_Set exercise_
Filter the data below for the string "used" and copy each matching line.

-- BEGIN Record extracts --

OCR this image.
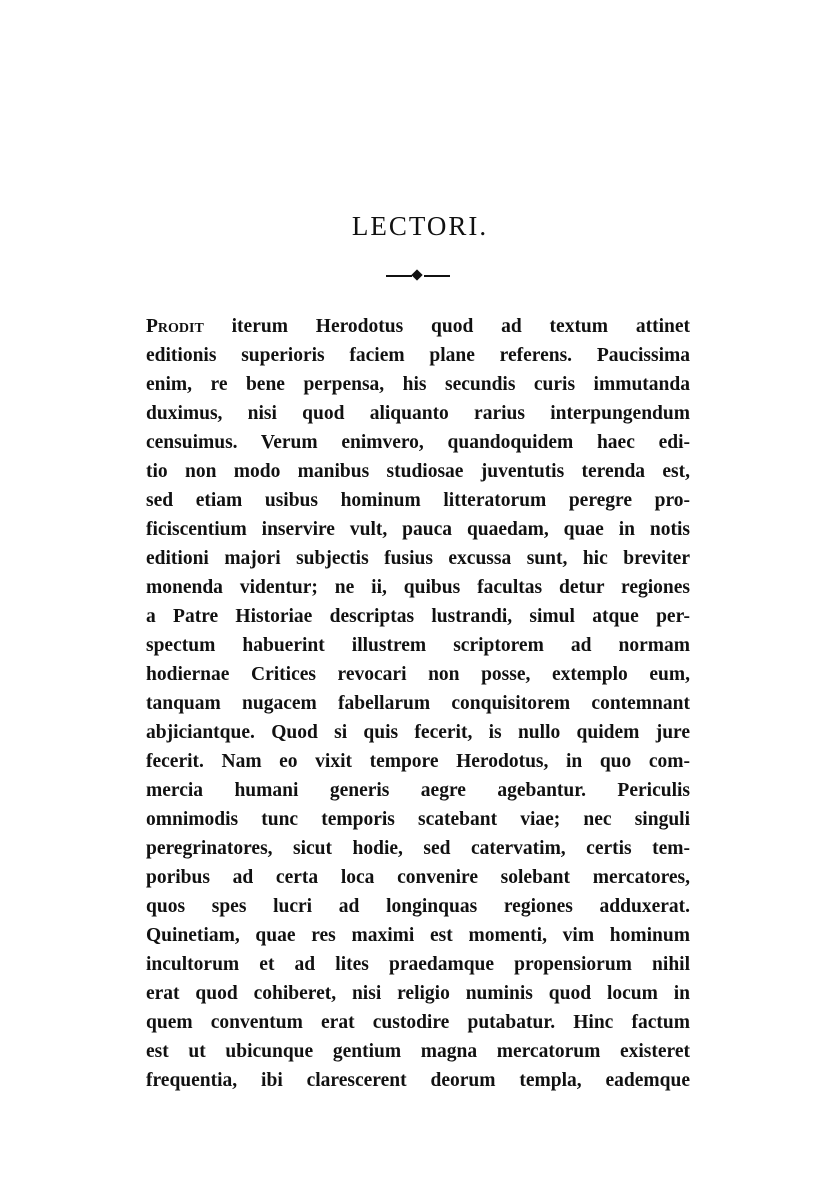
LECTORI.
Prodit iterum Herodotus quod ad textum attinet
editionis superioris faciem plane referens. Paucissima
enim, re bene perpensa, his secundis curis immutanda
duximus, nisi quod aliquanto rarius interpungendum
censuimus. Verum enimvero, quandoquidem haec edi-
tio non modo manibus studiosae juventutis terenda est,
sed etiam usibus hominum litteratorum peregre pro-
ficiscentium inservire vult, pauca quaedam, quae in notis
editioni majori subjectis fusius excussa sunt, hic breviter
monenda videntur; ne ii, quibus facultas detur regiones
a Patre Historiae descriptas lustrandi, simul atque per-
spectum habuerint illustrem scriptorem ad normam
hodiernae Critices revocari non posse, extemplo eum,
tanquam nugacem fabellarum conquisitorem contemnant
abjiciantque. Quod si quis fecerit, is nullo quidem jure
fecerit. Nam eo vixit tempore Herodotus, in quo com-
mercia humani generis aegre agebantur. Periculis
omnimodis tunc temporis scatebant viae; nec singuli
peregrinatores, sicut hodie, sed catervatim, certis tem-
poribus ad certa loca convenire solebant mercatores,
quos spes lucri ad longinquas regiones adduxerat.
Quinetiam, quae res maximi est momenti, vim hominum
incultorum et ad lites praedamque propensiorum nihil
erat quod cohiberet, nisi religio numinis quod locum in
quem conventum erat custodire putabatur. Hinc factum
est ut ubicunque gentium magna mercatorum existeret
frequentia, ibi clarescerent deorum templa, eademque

-- END Record extracts --
-- BEGIN Record extracts --

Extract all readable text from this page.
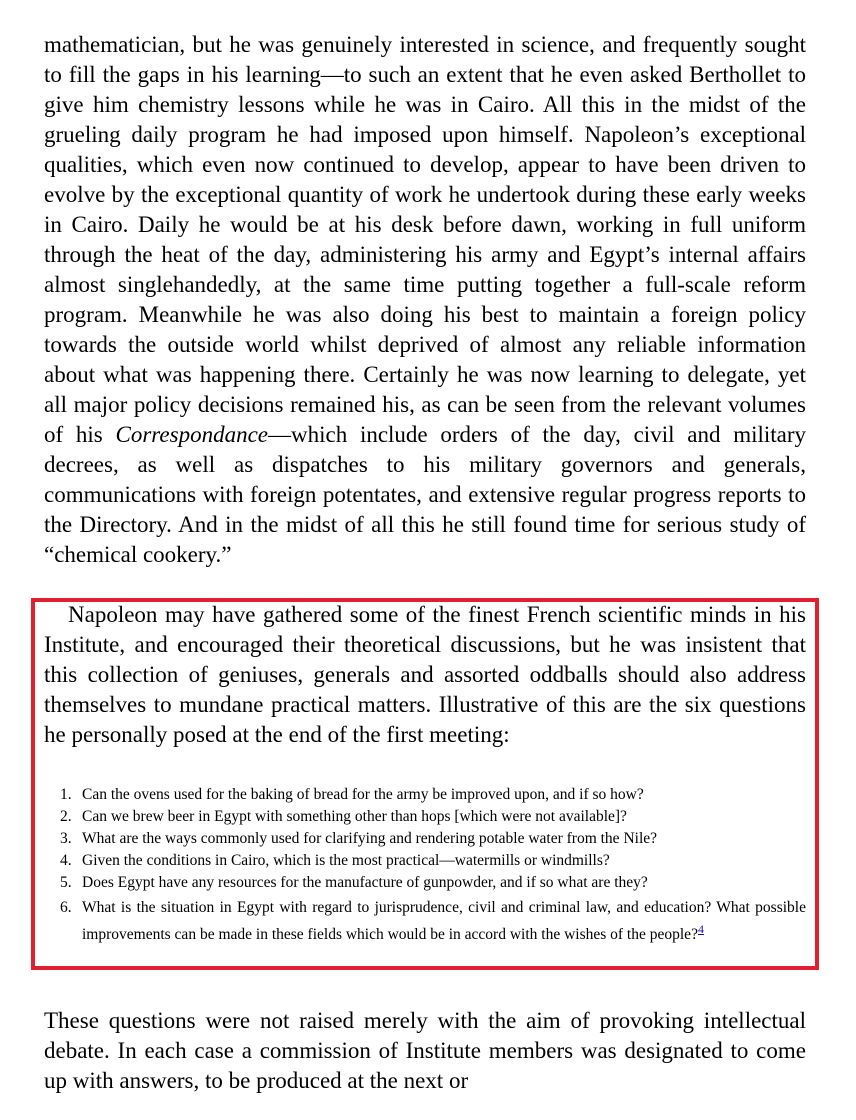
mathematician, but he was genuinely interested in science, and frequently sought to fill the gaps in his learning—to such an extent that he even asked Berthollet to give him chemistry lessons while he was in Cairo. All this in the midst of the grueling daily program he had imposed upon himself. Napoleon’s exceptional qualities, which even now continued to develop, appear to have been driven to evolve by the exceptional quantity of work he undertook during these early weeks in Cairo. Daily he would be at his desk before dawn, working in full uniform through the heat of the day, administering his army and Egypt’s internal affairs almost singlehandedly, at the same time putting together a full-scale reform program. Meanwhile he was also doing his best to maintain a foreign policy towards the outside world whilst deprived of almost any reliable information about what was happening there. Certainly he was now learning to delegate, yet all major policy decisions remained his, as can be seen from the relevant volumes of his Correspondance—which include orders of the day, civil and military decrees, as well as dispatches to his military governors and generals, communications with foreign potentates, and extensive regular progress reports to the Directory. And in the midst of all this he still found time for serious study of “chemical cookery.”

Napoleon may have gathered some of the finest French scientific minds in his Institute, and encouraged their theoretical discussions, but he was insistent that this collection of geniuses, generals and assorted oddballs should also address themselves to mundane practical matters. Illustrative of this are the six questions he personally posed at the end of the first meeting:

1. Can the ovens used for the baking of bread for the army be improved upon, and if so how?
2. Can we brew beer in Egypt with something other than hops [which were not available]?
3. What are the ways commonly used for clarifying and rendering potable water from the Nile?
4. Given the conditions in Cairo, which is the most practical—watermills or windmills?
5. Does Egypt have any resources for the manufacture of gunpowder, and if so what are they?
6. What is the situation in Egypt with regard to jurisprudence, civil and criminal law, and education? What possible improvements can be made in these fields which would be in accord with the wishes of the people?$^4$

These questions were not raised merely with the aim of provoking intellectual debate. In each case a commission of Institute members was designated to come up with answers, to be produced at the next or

-- END Record extracts --

_Task solution_
1. Can the ovens used for the baking of bread for the army be improved upon, and if so how?
3. What are the ways commonly used for clarifying and rendering potable water from the Nile?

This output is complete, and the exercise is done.